Task directions →
Provide the data again in its entirety, exactly as given.

--- Provided data ---

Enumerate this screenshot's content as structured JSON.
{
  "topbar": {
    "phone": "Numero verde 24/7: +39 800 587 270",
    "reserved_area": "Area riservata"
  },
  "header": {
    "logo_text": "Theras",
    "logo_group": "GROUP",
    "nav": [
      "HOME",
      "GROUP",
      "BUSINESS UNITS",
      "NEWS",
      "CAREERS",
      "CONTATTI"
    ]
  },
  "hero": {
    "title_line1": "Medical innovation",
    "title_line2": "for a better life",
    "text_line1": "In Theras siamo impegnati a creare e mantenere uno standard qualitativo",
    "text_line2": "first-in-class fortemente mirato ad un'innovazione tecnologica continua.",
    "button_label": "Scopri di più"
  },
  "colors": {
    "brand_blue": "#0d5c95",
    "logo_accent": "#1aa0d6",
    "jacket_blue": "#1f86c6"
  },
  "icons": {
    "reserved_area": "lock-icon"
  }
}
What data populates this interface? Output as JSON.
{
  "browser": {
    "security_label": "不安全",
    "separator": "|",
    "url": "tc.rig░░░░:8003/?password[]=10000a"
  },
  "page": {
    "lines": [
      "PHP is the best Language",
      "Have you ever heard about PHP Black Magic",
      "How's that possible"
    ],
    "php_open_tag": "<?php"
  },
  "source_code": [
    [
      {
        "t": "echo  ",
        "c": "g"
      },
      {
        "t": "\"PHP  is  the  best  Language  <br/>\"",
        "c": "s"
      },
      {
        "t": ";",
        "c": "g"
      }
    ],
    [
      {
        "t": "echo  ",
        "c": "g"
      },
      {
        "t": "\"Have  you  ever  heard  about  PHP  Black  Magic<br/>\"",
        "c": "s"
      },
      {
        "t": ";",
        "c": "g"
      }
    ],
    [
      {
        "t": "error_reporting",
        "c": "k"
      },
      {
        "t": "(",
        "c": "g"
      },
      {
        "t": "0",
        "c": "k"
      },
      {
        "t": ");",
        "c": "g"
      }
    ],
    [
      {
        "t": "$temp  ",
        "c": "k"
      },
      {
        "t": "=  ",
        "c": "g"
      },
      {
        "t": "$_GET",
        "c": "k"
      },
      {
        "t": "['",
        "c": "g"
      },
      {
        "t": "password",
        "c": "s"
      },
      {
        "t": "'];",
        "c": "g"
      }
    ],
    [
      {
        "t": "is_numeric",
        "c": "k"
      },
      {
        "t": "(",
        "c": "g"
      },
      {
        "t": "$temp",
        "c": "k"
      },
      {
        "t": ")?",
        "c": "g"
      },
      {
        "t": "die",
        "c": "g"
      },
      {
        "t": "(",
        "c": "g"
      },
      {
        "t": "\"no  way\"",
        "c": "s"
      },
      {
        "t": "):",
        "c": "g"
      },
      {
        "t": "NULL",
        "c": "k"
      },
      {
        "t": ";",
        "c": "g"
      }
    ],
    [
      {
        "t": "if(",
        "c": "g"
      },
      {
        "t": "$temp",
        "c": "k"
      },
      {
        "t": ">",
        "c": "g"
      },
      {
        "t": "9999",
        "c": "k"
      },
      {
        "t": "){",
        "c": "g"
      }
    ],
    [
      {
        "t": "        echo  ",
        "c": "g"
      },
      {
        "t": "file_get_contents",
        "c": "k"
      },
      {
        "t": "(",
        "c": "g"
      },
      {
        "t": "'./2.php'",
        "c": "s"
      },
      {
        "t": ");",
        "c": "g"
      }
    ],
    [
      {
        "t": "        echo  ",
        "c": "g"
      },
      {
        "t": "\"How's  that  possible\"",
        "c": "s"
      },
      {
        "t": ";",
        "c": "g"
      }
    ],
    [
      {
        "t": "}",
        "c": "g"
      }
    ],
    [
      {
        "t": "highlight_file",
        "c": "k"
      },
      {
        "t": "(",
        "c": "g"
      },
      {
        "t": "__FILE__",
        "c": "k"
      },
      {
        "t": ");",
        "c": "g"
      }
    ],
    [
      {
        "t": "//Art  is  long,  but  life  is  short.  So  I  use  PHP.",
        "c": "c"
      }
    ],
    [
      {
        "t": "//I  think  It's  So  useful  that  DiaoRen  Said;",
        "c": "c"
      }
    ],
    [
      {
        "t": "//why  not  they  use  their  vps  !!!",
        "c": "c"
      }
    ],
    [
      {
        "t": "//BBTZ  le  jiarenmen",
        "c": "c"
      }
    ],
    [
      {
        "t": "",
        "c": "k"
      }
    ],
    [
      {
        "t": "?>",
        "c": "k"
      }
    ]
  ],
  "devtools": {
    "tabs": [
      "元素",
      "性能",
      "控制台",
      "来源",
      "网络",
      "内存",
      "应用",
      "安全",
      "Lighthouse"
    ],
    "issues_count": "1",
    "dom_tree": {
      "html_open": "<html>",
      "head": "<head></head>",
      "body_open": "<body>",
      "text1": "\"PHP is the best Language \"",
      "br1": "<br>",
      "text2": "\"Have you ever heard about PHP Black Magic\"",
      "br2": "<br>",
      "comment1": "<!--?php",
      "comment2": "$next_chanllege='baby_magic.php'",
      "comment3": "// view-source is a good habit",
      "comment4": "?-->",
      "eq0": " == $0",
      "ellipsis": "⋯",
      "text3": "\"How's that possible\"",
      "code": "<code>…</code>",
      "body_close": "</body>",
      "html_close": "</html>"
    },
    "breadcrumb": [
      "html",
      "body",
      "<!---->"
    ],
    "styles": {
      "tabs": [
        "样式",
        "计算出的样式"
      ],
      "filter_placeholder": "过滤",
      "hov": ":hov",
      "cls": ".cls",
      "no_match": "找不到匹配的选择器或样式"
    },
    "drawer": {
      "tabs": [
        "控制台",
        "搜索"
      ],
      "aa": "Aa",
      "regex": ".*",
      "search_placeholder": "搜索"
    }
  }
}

---

Exercise answer →
Enumerate this screenshot's content as structured JSON.
{
  "topbar": {
    "phone": "Numero verde 24/7: +39 800 587 270",
    "reserved_area": "Area riservata"
  },
  "header": {
    "logo_text": "Theras",
    "logo_group": "GROUP",
    "nav": [
      "HOME",
      "GROUP",
      "BUSINESS UNITS",
      "NEWS",
      "CAREERS",
      "CONTATTI"
    ]
  },
  "hero": {
    "title_line1": "Medical innovation",
    "title_line2": "for a better life",
    "text_line1": "In Theras siamo impegnati a creare e mantenere uno standard qualitativo",
    "text_line2": "first-in-class fortemente mirato ad un'innovazione tecnologica continua.",
    "button_label": "Scopri di più"
  },
  "colors": {
    "brand_blue": "#0d5c95",
    "logo_accent": "#1aa0d6",
    "jacket_blue": "#1f86c6"
  },
  "icons": {
    "reserved_area": "lock-icon"
  }
}
What data populates this interface? Output as JSON.
{
  "browser": {
    "security_label": "不安全",
    "separator": "|",
    "url": "tc.rig░░░░:8003/?password[]=10000a"
  },
  "page": {
    "lines": [
      "PHP is the best Language",
      "Have you ever heard about PHP Black Magic",
      "How's that possible"
    ],
    "php_open_tag": "<?php"
  },
  "source_code": [
    [
      {
        "t": "echo  ",
        "c": "g"
      },
      {
        "t": "\"PHP  is  the  best  Language  <br/>\"",
        "c": "s"
      },
      {
        "t": ";",
        "c": "g"
      }
    ],
    [
      {
        "t": "echo  ",
        "c": "g"
      },
      {
        "t": "\"Have  you  ever  heard  about  PHP  Black  Magic<br/>\"",
        "c": "s"
      },
      {
        "t": ";",
        "c": "g"
      }
    ],
    [
      {
        "t": "error_reporting",
        "c": "k"
      },
      {
        "t": "(",
        "c": "g"
      },
      {
        "t": "0",
        "c": "k"
      },
      {
        "t": ");",
        "c": "g"
      }
    ],
    [
      {
        "t": "$temp  ",
        "c": "k"
      },
      {
        "t": "=  ",
        "c": "g"
      },
      {
        "t": "$_GET",
        "c": "k"
      },
      {
        "t": "['",
        "c": "g"
      },
      {
        "t": "password",
        "c": "s"
      },
      {
        "t": "'];",
        "c": "g"
      }
    ],
    [
      {
        "t": "is_numeric",
        "c": "k"
      },
      {
        "t": "(",
        "c": "g"
      },
      {
        "t": "$temp",
        "c": "k"
      },
      {
        "t": ")?",
        "c": "g"
      },
      {
        "t": "die",
        "c": "g"
      },
      {
        "t": "(",
        "c": "g"
      },
      {
        "t": "\"no  way\"",
        "c": "s"
      },
      {
        "t": "):",
        "c": "g"
      },
      {
        "t": "NULL",
        "c": "k"
      },
      {
        "t": ";",
        "c": "g"
      }
    ],
    [
      {
        "t": "if(",
        "c": "g"
      },
      {
        "t": "$temp",
        "c": "k"
      },
      {
        "t": ">",
        "c": "g"
      },
      {
        "t": "9999",
        "c": "k"
      },
      {
        "t": "){",
        "c": "g"
      }
    ],
    [
      {
        "t": "        echo  ",
        "c": "g"
      },
      {
        "t": "file_get_contents",
        "c": "k"
      },
      {
        "t": "(",
        "c": "g"
      },
      {
        "t": "'./2.php'",
        "c": "s"
      },
      {
        "t": ");",
        "c": "g"
      }
    ],
    [
      {
        "t": "        echo  ",
        "c": "g"
      },
      {
        "t": "\"How's  that  possible\"",
        "c": "s"
      },
      {
        "t": ";",
        "c": "g"
      }
    ],
    [
      {
        "t": "}",
        "c": "g"
      }
    ],
    [
      {
        "t": "highlight_file",
        "c": "k"
      },
      {
        "t": "(",
        "c": "g"
      },
      {
        "t": "__FILE__",
        "c": "k"
      },
      {
        "t": ");",
        "c": "g"
      }
    ],
    [
      {
        "t": "//Art  is  long,  but  life  is  short.  So  I  use  PHP.",
        "c": "c"
      }
    ],
    [
      {
        "t": "//I  think  It's  So  useful  that  DiaoRen  Said;",
        "c": "c"
      }
    ],
    [
      {
        "t": "//why  not  they  use  their  vps  !!!",
        "c": "c"
      }
    ],
    [
      {
        "t": "//BBTZ  le  jiarenmen",
        "c": "c"
      }
    ],
    [
      {
        "t": "",
        "c": "k"
      }
    ],
    [
      {
        "t": "?>",
        "c": "k"
      }
    ]
  ],
  "devtools": {
    "tabs": [
      "元素",
      "性能",
      "控制台",
      "来源",
      "网络",
      "内存",
      "应用",
      "安全",
      "Lighthouse"
    ],
    "issues_count": "1",
    "dom_tree": {
      "html_open": "<html>",
      "head": "<head></head>",
      "body_open": "<body>",
      "text1": "\"PHP is the best Language \"",
      "br1": "<br>",
      "text2": "\"Have you ever heard about PHP Black Magic\"",
      "br2": "<br>",
      "comment1": "<!--?php",
      "comment2": "$next_chanllege='baby_magic.php'",
      "comment3": "// view-source is a good habit",
      "comment4": "?-->",
      "eq0": " == $0",
      "ellipsis": "⋯",
      "text3": "\"How's that possible\"",
      "code": "<code>…</code>",
      "body_close": "</body>",
      "html_close": "</html>"
    },
    "breadcrumb": [
      "html",
      "body",
      "<!---->"
    ],
    "styles": {
      "tabs": [
        "样式",
        "计算出的样式"
      ],
      "filter_placeholder": "过滤",
      "hov": ":hov",
      "cls": ".cls",
      "no_match": "找不到匹配的选择器或样式"
    },
    "drawer": {
      "tabs": [
        "控制台",
        "搜索"
      ],
      "aa": "Aa",
      "regex": ".*",
      "search_placeholder": "搜索"
    }
  }
}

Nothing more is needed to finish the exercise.